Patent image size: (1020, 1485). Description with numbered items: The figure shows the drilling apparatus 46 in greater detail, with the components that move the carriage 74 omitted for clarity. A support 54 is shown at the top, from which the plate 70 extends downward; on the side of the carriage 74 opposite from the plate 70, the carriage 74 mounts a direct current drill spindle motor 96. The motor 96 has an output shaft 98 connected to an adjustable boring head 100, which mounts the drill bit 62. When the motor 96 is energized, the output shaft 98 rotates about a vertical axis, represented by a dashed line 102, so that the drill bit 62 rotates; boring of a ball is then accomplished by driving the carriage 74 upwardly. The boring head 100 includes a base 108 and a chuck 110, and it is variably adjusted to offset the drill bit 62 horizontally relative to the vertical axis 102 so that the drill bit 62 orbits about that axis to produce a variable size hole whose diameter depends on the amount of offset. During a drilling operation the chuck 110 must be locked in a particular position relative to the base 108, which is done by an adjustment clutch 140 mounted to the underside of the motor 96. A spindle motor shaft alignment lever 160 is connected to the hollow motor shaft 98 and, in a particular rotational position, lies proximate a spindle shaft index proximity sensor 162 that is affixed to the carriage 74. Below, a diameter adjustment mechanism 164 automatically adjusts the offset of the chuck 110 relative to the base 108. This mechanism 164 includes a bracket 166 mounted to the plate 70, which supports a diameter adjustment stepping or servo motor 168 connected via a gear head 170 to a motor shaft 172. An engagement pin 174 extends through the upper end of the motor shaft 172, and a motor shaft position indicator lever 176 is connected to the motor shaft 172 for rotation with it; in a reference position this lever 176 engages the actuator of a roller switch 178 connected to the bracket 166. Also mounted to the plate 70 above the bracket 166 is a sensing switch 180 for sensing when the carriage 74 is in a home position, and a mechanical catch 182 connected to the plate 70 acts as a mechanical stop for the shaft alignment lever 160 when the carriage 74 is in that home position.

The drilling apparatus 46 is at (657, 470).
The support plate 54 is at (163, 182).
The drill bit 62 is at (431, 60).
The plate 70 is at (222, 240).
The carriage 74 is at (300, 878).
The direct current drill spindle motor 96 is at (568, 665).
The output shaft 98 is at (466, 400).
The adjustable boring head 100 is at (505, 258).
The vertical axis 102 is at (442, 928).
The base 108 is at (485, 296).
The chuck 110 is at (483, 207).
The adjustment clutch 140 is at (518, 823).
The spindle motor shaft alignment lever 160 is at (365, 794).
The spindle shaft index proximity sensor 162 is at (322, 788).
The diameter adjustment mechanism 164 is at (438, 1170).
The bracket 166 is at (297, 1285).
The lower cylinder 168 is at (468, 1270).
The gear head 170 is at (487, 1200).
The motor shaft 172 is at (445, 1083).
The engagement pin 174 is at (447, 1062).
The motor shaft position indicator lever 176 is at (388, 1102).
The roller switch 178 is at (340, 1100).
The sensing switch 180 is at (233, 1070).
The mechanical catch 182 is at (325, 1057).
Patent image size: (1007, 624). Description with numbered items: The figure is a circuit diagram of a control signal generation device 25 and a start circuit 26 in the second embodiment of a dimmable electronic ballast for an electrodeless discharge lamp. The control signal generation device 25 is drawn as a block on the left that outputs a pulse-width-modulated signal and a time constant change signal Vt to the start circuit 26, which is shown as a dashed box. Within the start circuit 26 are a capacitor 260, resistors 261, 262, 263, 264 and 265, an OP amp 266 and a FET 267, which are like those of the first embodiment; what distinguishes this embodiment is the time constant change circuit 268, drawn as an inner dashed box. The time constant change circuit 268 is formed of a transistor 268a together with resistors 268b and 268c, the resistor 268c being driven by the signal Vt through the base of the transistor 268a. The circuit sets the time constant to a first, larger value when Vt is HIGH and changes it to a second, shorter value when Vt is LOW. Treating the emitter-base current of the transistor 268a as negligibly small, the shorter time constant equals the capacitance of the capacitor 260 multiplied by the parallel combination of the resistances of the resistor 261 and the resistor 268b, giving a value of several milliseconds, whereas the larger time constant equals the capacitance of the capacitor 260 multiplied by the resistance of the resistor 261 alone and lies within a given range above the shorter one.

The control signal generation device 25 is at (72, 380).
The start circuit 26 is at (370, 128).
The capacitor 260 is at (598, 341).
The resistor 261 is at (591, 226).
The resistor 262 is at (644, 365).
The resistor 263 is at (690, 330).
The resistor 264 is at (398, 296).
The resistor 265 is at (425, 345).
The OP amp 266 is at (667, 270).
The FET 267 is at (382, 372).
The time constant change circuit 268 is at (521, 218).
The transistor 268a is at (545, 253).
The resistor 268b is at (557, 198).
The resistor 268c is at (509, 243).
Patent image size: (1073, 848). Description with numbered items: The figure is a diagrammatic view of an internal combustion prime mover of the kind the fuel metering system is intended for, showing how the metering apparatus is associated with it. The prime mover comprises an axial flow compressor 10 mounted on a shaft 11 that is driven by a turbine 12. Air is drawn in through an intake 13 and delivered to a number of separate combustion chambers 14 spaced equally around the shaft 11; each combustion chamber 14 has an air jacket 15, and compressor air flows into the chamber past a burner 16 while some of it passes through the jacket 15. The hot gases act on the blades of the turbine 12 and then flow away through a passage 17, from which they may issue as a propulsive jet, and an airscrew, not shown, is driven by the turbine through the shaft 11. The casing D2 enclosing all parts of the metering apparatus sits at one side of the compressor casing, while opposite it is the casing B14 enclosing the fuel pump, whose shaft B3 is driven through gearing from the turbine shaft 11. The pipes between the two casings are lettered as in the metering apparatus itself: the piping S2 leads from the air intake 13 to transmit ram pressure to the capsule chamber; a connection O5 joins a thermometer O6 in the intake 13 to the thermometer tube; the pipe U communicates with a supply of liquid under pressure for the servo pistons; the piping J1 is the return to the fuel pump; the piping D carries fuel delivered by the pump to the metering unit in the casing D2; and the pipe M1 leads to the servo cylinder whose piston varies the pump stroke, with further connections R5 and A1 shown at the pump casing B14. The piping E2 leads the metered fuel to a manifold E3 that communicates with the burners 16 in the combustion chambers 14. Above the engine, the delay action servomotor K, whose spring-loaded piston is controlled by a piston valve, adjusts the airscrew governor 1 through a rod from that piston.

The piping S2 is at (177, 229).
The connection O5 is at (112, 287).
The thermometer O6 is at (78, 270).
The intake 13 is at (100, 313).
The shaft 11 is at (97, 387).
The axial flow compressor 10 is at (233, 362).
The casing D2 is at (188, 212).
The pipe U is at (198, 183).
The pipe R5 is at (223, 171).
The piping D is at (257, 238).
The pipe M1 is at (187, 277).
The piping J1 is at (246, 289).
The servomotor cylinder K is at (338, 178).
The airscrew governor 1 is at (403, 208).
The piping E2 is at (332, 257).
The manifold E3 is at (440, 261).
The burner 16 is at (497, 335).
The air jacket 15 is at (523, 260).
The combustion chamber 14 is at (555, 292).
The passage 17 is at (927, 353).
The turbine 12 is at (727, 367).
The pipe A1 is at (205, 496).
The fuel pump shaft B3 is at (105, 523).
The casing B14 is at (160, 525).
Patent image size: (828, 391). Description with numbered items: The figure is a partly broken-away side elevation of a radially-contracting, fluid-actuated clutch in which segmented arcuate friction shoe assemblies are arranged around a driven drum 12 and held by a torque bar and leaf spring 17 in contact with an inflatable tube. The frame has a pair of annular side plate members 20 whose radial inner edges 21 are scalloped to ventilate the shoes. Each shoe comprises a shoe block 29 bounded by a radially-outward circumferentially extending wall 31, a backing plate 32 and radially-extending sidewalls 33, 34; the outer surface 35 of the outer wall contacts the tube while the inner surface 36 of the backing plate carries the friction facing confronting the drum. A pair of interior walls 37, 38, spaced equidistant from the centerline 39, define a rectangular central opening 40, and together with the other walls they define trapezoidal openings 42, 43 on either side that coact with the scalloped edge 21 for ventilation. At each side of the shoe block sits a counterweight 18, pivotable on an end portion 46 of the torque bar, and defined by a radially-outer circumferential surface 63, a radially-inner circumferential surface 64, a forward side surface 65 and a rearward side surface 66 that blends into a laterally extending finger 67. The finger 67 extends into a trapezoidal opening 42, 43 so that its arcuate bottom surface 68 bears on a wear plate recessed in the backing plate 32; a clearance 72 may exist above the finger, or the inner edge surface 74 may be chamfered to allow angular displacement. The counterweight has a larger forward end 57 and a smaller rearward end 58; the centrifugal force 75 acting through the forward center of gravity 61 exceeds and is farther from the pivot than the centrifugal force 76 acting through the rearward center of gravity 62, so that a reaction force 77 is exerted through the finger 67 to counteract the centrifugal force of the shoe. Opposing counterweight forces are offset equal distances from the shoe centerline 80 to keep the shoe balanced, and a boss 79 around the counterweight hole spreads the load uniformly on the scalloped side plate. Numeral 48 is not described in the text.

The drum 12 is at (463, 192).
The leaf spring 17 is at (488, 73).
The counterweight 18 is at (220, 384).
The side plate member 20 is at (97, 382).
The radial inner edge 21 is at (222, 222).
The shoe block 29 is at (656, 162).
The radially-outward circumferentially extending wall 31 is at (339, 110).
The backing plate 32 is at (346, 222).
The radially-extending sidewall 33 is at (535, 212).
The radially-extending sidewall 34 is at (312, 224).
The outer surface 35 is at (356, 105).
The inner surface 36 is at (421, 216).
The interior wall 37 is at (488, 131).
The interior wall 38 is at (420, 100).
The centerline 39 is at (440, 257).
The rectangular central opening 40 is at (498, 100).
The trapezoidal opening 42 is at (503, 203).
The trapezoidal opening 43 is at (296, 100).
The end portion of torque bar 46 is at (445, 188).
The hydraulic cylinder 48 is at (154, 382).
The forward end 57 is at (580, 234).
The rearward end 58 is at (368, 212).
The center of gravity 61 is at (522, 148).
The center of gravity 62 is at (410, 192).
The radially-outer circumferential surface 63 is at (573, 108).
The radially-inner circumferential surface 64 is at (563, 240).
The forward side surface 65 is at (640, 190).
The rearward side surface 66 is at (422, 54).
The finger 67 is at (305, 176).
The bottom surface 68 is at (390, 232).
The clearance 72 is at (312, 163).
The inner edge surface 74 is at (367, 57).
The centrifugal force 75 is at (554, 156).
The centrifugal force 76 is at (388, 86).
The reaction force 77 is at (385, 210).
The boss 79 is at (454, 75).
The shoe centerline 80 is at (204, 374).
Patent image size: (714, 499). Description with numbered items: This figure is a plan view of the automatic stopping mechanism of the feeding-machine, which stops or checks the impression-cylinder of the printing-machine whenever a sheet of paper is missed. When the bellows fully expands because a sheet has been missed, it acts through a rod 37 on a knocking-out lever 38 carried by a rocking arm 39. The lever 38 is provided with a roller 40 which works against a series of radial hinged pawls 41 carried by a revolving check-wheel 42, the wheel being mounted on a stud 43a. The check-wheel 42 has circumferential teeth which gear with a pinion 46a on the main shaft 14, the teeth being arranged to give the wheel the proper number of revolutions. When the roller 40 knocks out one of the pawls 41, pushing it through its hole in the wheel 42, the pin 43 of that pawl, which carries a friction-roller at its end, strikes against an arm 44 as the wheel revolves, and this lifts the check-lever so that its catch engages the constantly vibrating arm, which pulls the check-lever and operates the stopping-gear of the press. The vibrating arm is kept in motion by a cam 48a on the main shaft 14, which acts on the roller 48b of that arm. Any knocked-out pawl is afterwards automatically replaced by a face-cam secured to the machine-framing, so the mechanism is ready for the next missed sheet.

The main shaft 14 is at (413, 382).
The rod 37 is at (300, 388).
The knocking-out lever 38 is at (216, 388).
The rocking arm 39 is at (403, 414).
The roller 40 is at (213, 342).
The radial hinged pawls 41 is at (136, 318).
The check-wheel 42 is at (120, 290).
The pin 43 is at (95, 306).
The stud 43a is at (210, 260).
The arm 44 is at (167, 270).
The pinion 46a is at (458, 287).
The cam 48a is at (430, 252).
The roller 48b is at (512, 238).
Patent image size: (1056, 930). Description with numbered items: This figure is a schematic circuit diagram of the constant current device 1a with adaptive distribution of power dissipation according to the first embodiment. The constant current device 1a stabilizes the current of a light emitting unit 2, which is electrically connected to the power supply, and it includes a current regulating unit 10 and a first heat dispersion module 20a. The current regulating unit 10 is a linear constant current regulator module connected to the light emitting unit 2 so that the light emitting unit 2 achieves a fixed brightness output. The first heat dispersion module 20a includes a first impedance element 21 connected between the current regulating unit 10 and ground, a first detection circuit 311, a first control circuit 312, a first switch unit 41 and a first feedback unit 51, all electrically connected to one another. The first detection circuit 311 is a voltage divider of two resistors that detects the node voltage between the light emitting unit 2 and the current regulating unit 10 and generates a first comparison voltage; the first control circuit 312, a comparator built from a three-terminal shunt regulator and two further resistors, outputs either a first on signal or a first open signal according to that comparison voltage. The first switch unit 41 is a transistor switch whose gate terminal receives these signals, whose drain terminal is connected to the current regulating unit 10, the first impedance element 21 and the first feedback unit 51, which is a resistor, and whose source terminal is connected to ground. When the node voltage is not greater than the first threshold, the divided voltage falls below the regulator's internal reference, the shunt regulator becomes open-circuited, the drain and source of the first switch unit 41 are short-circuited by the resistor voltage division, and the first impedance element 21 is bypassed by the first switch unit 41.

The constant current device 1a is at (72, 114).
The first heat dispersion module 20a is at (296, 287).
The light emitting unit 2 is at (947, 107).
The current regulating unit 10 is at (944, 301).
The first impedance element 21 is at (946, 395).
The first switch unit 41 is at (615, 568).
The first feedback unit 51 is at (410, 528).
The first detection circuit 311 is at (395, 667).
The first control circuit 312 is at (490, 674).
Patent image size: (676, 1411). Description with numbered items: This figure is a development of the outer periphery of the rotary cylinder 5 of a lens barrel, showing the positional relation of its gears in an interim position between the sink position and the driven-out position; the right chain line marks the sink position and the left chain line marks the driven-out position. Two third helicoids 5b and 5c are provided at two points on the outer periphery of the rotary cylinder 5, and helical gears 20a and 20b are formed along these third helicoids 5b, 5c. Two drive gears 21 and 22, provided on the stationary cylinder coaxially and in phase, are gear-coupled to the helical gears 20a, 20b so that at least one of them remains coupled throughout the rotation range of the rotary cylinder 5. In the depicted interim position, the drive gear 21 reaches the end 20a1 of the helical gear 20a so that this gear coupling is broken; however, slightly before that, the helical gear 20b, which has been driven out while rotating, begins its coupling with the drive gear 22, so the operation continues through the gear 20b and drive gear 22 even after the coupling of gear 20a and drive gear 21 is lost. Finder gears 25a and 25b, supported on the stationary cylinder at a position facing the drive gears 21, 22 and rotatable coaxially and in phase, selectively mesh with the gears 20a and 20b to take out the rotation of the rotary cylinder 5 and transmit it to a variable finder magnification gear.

-=-=-

**SHORT PROBLEM:** Put the lines above, from the line containing "Patent image size: (714, 499)." through the line containing "The rocking arm 39 is at (403, 414).", both included, into a numbered list, omitting any blank lines.

**CORRECT RESULT:**
1. Patent image size: (714, 499). Description with numbered items: This figure is a plan view of the automatic stopping mechanism of the feeding-machine, which stops or checks the impression-cylinder of the printing-machine whenever a sheet of paper is missed. When the bellows fully expands because a sheet has been missed, it acts through a rod 37 on a knocking-out lever 38 carried by a rocking arm 39. The lever 38 is provided with a roller 40 which works against a series of radial hinged pawls 41 carried by a revolving check-wheel 42, the wheel being mounted on a stud 43a. The check-wheel 42 has circumferential teeth which gear with a pinion 46a on the main shaft 14, the teeth being arranged to give the wheel the proper number of revolutions. When the roller 40 knocks out one of the pawls 41, pushing it through its hole in the wheel 42, the pin 43 of that pawl, which carries a friction-roller at its end, strikes against an arm 44 as the wheel revolves, and this lifts the check-lever so that its catch engages the constantly vibrating arm, which pulls the check-lever and operates the stopping-gear of the press. The vibrating arm is kept in motion by a cam 48a on the main shaft 14, which acts on the roller 48b of that arm. Any knocked-out pawl is afterwards automatically replaced by a face-cam secured to the machine-framing, so the mechanism is ready for the next missed sheet.
2. The main shaft 14 is at (413, 382).
3. The rod 37 is at (300, 388).
4. The knocking-out lever 38 is at (216, 388).
5. The rocking arm 39 is at (403, 414).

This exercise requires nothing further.